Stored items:
# # # #
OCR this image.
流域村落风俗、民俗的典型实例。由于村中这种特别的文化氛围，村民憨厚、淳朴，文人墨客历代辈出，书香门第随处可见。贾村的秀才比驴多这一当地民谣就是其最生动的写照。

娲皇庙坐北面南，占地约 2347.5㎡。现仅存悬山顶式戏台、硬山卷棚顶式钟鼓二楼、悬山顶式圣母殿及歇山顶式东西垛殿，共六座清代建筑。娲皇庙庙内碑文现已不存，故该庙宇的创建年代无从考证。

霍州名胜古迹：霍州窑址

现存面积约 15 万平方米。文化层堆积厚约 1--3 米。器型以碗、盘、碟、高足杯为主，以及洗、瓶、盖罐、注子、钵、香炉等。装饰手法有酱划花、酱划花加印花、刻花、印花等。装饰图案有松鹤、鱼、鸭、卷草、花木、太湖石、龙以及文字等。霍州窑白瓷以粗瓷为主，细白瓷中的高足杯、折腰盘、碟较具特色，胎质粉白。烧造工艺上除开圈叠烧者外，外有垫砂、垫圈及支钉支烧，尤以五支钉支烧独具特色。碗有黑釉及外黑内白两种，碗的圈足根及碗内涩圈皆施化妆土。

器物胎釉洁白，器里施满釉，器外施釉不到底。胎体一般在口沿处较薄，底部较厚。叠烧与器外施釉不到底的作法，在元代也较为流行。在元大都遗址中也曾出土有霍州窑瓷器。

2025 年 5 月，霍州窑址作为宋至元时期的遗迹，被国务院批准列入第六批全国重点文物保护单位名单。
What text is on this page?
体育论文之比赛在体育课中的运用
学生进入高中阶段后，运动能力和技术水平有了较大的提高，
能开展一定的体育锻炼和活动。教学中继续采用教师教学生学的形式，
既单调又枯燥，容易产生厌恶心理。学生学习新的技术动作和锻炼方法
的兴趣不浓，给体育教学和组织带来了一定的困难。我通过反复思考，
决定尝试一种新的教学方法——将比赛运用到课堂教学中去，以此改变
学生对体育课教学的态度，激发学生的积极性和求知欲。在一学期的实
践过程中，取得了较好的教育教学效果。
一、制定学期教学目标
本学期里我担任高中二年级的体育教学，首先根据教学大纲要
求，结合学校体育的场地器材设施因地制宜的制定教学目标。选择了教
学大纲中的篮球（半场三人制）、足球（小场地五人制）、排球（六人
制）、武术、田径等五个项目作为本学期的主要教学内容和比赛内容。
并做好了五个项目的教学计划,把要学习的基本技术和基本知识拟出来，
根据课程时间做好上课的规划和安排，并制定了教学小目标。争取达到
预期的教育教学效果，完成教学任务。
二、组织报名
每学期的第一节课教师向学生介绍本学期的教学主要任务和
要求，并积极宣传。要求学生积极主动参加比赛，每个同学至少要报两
# # # #
◆ Exercise ◆
List the lines of the entries that include "this".

◆ Solved problem ◆
OCR this image.
What text is on this page?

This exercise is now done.